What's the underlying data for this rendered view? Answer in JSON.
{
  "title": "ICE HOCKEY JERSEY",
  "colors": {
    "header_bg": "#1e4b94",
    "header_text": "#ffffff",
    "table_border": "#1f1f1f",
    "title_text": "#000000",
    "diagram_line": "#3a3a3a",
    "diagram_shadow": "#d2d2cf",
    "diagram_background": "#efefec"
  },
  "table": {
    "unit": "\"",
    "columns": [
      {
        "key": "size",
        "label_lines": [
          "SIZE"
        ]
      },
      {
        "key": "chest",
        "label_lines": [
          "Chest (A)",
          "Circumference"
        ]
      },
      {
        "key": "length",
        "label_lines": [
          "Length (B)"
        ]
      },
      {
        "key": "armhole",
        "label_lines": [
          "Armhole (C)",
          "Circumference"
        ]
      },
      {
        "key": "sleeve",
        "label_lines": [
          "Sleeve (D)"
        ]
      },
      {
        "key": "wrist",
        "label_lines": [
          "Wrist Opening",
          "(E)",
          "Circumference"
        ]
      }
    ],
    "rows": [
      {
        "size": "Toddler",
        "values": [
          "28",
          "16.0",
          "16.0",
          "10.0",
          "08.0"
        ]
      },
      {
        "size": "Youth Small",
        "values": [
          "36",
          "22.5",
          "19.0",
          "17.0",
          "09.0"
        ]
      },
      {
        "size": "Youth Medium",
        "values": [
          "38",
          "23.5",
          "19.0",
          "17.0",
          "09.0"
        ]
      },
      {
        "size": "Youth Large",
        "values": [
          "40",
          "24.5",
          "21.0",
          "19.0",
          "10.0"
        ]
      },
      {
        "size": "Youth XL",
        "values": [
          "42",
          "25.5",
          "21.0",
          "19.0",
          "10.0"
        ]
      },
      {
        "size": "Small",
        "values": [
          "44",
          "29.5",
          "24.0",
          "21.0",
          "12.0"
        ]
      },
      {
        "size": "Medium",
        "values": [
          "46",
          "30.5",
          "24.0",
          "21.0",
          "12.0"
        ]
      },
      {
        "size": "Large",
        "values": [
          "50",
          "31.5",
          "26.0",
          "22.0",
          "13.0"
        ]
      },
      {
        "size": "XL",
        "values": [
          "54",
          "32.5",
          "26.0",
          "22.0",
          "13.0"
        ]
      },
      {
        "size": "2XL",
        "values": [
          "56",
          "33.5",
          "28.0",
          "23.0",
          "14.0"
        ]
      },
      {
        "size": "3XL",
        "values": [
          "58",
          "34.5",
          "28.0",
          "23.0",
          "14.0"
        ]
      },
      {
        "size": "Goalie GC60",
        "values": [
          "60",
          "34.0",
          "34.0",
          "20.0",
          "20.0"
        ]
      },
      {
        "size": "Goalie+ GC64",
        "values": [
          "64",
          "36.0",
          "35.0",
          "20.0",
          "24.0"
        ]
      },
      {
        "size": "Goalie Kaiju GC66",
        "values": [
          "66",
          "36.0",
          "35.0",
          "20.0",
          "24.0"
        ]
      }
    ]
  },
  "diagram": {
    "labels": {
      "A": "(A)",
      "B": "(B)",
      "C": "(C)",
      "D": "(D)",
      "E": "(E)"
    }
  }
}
____
**TASK DESCRIPTION**
Reproduce each entry exactly, leaving out nothing.

**PROBLEM SOLUTION**
What's the underlying data for this rendered view? Answer in JSON.
{
  "title": "ICE HOCKEY JERSEY",
  "colors": {
    "header_bg": "#1e4b94",
    "header_text": "#ffffff",
    "table_border": "#1f1f1f",
    "title_text": "#000000",
    "diagram_line": "#3a3a3a",
    "diagram_shadow": "#d2d2cf",
    "diagram_background": "#efefec"
  },
  "table": {
    "unit": "\"",
    "columns": [
      {
        "key": "size",
        "label_lines": [
          "SIZE"
        ]
      },
      {
        "key": "chest",
        "label_lines": [
          "Chest (A)",
          "Circumference"
        ]
      },
      {
        "key": "length",
        "label_lines": [
          "Length (B)"
        ]
      },
      {
        "key": "armhole",
        "label_lines": [
          "Armhole (C)",
          "Circumference"
        ]
      },
      {
        "key": "sleeve",
        "label_lines": [
          "Sleeve (D)"
        ]
      },
      {
        "key": "wrist",
        "label_lines": [
          "Wrist Opening",
          "(E)",
          "Circumference"
        ]
      }
    ],
    "rows": [
      {
        "size": "Toddler",
        "values": [
          "28",
          "16.0",
          "16.0",
          "10.0",
          "08.0"
        ]
      },
      {
        "size": "Youth Small",
        "values": [
          "36",
          "22.5",
          "19.0",
          "17.0",
          "09.0"
        ]
      },
      {
        "size": "Youth Medium",
        "values": [
          "38",
          "23.5",
          "19.0",
          "17.0",
          "09.0"
        ]
      },
      {
        "size": "Youth Large",
        "values": [
          "40",
          "24.5",
          "21.0",
          "19.0",
          "10.0"
        ]
      },
      {
        "size": "Youth XL",
        "values": [
          "42",
          "25.5",
          "21.0",
          "19.0",
          "10.0"
        ]
      },
      {
        "size": "Small",
        "values": [
          "44",
          "29.5",
          "24.0",
          "21.0",
          "12.0"
        ]
      },
      {
        "size": "Medium",
        "values": [
          "46",
          "30.5",
          "24.0",
          "21.0",
          "12.0"
        ]
      },
      {
        "size": "Large",
        "values": [
          "50",
          "31.5",
          "26.0",
          "22.0",
          "13.0"
        ]
      },
      {
        "size": "XL",
        "values": [
          "54",
          "32.5",
          "26.0",
          "22.0",
          "13.0"
        ]
      },
      {
        "size": "2XL",
        "values": [
          "56",
          "33.5",
          "28.0",
          "23.0",
          "14.0"
        ]
      },
      {
        "size": "3XL",
        "values": [
          "58",
          "34.5",
          "28.0",
          "23.0",
          "14.0"
        ]
      },
      {
        "size": "Goalie GC60",
        "values": [
          "60",
          "34.0",
          "34.0",
          "20.0",
          "20.0"
        ]
      },
      {
        "size": "Goalie+ GC64",
        "values": [
          "64",
          "36.0",
          "35.0",
          "20.0",
          "24.0"
        ]
      },
      {
        "size": "Goalie Kaiju GC66",
        "values": [
          "66",
          "36.0",
          "35.0",
          "20.0",
          "24.0"
        ]
      }
    ]
  },
  "diagram": {
    "labels": {
      "A": "(A)",
      "B": "(B)",
      "C": "(C)",
      "D": "(D)",
      "E": "(E)"
    }
  }
}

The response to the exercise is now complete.